▸ **What you have to do**
Repeat, exactly and completely, the entries shown underneath.

· · · ·

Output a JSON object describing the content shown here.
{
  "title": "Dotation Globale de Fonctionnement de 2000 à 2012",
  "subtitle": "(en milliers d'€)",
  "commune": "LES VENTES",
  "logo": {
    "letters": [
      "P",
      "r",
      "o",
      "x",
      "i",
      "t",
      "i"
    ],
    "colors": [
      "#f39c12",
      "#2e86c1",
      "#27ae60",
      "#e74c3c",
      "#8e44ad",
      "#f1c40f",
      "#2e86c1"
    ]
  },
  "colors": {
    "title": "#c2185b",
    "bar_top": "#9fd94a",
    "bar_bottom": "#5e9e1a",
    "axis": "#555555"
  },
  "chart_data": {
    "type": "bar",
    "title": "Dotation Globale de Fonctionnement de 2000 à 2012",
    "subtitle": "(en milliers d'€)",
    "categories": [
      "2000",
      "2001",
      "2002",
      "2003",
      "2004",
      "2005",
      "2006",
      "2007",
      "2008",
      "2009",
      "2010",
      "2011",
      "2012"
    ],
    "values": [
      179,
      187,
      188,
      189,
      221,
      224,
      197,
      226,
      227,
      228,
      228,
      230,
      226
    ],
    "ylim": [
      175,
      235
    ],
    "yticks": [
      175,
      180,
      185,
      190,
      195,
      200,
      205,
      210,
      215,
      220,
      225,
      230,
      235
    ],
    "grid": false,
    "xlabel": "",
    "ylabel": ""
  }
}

· · · ·

▸ **Final result**
Output a JSON object describing the content shown here.
{
  "title": "Dotation Globale de Fonctionnement de 2000 à 2012",
  "subtitle": "(en milliers d'€)",
  "commune": "LES VENTES",
  "logo": {
    "letters": [
      "P",
      "r",
      "o",
      "x",
      "i",
      "t",
      "i"
    ],
    "colors": [
      "#f39c12",
      "#2e86c1",
      "#27ae60",
      "#e74c3c",
      "#8e44ad",
      "#f1c40f",
      "#2e86c1"
    ]
  },
  "colors": {
    "title": "#c2185b",
    "bar_top": "#9fd94a",
    "bar_bottom": "#5e9e1a",
    "axis": "#555555"
  },
  "chart_data": {
    "type": "bar",
    "title": "Dotation Globale de Fonctionnement de 2000 à 2012",
    "subtitle": "(en milliers d'€)",
    "categories": [
      "2000",
      "2001",
      "2002",
      "2003",
      "2004",
      "2005",
      "2006",
      "2007",
      "2008",
      "2009",
      "2010",
      "2011",
      "2012"
    ],
    "values": [
      179,
      187,
      188,
      189,
      221,
      224,
      197,
      226,
      227,
      228,
      228,
      230,
      226
    ],
    "ylim": [
      175,
      235
    ],
    "yticks": [
      175,
      180,
      185,
      190,
      195,
      200,
      205,
      210,
      215,
      220,
      225,
      230,
      235
    ],
    "grid": false,
    "xlabel": "",
    "ylabel": ""
  }
}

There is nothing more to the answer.